* BEGIN The data *

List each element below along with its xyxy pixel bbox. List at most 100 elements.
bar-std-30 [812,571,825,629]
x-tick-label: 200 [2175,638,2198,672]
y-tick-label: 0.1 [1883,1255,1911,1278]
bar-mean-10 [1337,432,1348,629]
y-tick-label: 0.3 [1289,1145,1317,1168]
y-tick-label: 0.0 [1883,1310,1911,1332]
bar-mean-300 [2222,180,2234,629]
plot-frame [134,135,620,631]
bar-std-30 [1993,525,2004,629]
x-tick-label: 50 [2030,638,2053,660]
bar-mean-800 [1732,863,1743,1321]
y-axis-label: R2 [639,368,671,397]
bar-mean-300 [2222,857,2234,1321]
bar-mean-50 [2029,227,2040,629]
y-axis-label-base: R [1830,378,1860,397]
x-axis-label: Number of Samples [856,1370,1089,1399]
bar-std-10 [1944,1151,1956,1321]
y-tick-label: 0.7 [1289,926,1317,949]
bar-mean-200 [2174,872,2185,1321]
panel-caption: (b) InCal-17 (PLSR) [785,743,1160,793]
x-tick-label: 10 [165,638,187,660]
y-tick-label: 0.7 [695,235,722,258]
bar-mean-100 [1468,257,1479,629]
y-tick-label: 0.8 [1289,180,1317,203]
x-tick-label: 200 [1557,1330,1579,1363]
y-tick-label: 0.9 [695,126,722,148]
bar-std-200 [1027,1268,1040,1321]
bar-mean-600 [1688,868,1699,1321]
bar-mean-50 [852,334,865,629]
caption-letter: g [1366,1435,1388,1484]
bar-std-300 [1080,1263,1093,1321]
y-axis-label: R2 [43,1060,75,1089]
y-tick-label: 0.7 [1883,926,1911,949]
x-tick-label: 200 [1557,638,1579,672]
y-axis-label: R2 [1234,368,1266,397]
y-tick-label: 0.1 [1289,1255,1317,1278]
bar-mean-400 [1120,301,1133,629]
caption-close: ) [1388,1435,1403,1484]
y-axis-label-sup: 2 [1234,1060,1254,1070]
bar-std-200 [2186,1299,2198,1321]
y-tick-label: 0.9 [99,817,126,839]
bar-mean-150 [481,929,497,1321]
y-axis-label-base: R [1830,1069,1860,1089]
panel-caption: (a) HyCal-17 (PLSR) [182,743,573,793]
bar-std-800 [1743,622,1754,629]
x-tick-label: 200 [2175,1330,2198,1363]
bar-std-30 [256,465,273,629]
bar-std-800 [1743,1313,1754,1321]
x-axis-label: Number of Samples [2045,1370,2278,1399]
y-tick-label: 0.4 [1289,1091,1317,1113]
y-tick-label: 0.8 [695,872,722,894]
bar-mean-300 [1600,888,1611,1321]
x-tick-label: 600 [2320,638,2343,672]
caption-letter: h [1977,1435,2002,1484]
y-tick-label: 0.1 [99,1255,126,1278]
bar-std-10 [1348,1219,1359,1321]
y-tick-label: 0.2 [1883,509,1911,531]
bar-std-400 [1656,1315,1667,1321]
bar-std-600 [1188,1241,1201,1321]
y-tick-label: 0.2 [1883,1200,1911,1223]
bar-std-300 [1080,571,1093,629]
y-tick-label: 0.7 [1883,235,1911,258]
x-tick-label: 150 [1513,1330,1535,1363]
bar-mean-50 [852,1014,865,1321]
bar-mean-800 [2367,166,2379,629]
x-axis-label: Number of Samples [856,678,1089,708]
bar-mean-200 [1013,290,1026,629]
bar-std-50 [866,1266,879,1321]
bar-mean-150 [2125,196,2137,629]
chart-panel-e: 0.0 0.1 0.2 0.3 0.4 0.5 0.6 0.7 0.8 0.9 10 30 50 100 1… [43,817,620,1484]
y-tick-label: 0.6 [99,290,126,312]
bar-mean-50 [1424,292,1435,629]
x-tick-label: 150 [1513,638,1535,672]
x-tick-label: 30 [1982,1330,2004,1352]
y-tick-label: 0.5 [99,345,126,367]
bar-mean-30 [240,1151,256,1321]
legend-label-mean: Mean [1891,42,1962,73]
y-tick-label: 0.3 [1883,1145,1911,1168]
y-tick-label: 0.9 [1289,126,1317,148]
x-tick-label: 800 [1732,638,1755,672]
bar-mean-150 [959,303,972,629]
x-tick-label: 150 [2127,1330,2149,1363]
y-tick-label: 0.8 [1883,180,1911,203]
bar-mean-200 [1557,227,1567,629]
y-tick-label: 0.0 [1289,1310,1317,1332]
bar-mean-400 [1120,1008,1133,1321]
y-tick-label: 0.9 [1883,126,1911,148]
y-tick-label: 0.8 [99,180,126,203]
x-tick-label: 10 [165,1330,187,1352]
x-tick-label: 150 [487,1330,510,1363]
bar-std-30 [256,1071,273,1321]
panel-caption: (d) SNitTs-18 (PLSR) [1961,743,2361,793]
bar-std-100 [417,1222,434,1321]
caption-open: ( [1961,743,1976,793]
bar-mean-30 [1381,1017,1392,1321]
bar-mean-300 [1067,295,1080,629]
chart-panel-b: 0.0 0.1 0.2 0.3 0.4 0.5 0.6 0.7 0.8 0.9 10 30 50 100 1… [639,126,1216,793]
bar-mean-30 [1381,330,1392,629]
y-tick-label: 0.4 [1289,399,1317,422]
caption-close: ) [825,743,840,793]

* END The data *

What you need to do:
Switch each occurrence of "Number of Samples" to "Sample Count" in the material above, and write out all of its lines again with nothing else changed.

Result:
List each element below along with its xyxy pixel bbox. List at most 100 elements.
bar-std-30 [812,571,825,629]
x-tick-label: 200 [2175,638,2198,672]
y-tick-label: 0.1 [1883,1255,1911,1278]
bar-mean-10 [1337,432,1348,629]
y-tick-label: 0.3 [1289,1145,1317,1168]
y-tick-label: 0.0 [1883,1310,1911,1332]
bar-mean-300 [2222,180,2234,629]
plot-frame [134,135,620,631]
bar-std-30 [1993,525,2004,629]
x-tick-label: 50 [2030,638,2053,660]
bar-mean-800 [1732,863,1743,1321]
y-axis-label: R2 [639,368,671,397]
bar-mean-300 [2222,857,2234,1321]
bar-mean-50 [2029,227,2040,629]
y-axis-label-base: R [1830,378,1860,397]
x-axis-label: Sample Count [856,1370,1089,1399]
bar-std-10 [1944,1151,1956,1321]
y-tick-label: 0.7 [1289,926,1317,949]
bar-mean-200 [2174,872,2185,1321]
panel-caption: (b) InCal-17 (PLSR) [785,743,1160,793]
x-tick-label: 10 [165,638,187,660]
y-tick-label: 0.7 [695,235,722,258]
bar-mean-100 [1468,257,1479,629]
y-tick-label: 0.8 [1289,180,1317,203]
x-tick-label: 200 [1557,1330,1579,1363]
y-tick-label: 0.9 [695,126,722,148]
bar-std-200 [1027,1268,1040,1321]
bar-mean-600 [1688,868,1699,1321]
bar-mean-50 [852,334,865,629]
caption-letter: g [1366,1435,1388,1484]
bar-std-300 [1080,1263,1093,1321]
y-axis-label: R2 [43,1060,75,1089]
y-tick-label: 0.7 [1883,926,1911,949]
x-tick-label: 200 [1557,638,1579,672]
y-axis-label: R2 [1234,368,1266,397]
y-tick-label: 0.1 [1289,1255,1317,1278]
bar-mean-400 [1120,301,1133,629]
caption-close: ) [1388,1435,1403,1484]
y-axis-label-sup: 2 [1234,1060,1254,1070]
bar-std-200 [2186,1299,2198,1321]
y-tick-label: 0.9 [99,817,126,839]
bar-mean-150 [481,929,497,1321]
y-axis-label-base: R [1830,1069,1860,1089]
panel-caption: (a) HyCal-17 (PLSR) [182,743,573,793]
bar-std-800 [1743,622,1754,629]
x-tick-label: 200 [2175,1330,2198,1363]
bar-std-30 [256,465,273,629]
bar-std-800 [1743,1313,1754,1321]
x-axis-label: Sample Count [2045,1370,2278,1399]
y-tick-label: 0.4 [1289,1091,1317,1113]
y-tick-label: 0.8 [695,872,722,894]
bar-mean-300 [1600,888,1611,1321]
x-tick-label: 600 [2320,638,2343,672]
caption-letter: h [1977,1435,2002,1484]
y-tick-label: 0.1 [99,1255,126,1278]
bar-std-10 [1348,1219,1359,1321]
y-tick-label: 0.2 [1883,509,1911,531]
bar-std-400 [1656,1315,1667,1321]
bar-std-600 [1188,1241,1201,1321]
y-tick-label: 0.2 [1883,1200,1911,1223]
bar-std-300 [1080,571,1093,629]
y-tick-label: 0.7 [1883,235,1911,258]
x-tick-label: 150 [1513,1330,1535,1363]
bar-mean-50 [852,1014,865,1321]
bar-mean-800 [2367,166,2379,629]
x-axis-label: Sample Count [856,678,1089,708]
bar-mean-200 [1013,290,1026,629]
bar-std-50 [866,1266,879,1321]
bar-mean-150 [2125,196,2137,629]
chart-panel-e: 0.0 0.1 0.2 0.3 0.4 0.5 0.6 0.7 0.8 0.9 10 30 50 100 1… [43,817,620,1484]
y-tick-label: 0.6 [99,290,126,312]
bar-mean-50 [1424,292,1435,629]
x-tick-label: 150 [1513,638,1535,672]
x-tick-label: 30 [1982,1330,2004,1352]
y-tick-label: 0.5 [99,345,126,367]
bar-mean-30 [240,1151,256,1321]
legend-label-mean: Mean [1891,42,1962,73]
y-tick-label: 0.3 [1883,1145,1911,1168]
y-tick-label: 0.9 [1289,126,1317,148]
x-tick-label: 800 [1732,638,1755,672]
bar-mean-150 [959,303,972,629]
x-tick-label: 150 [2127,1330,2149,1363]
y-tick-label: 0.8 [1883,180,1911,203]
bar-mean-200 [1557,227,1567,629]
y-tick-label: 0.0 [1289,1310,1317,1332]
bar-mean-400 [1120,1008,1133,1321]
y-tick-label: 0.9 [1883,126,1911,148]
y-tick-label: 0.8 [99,180,126,203]
x-tick-label: 10 [165,1330,187,1352]
x-tick-label: 150 [487,1330,510,1363]
bar-std-30 [256,1071,273,1321]
panel-caption: (d) SNitTs-18 (PLSR) [1961,743,2361,793]
bar-std-100 [417,1222,434,1321]
caption-open: ( [1961,743,1976,793]
bar-mean-30 [1381,1017,1392,1321]
bar-mean-300 [1067,295,1080,629]
chart-panel-b: 0.0 0.1 0.2 0.3 0.4 0.5 0.6 0.7 0.8 0.9 10 30 50 100 1… [639,126,1216,793]
bar-mean-30 [1381,330,1392,629]
y-tick-label: 0.4 [1289,399,1317,422]
caption-close: ) [825,743,840,793]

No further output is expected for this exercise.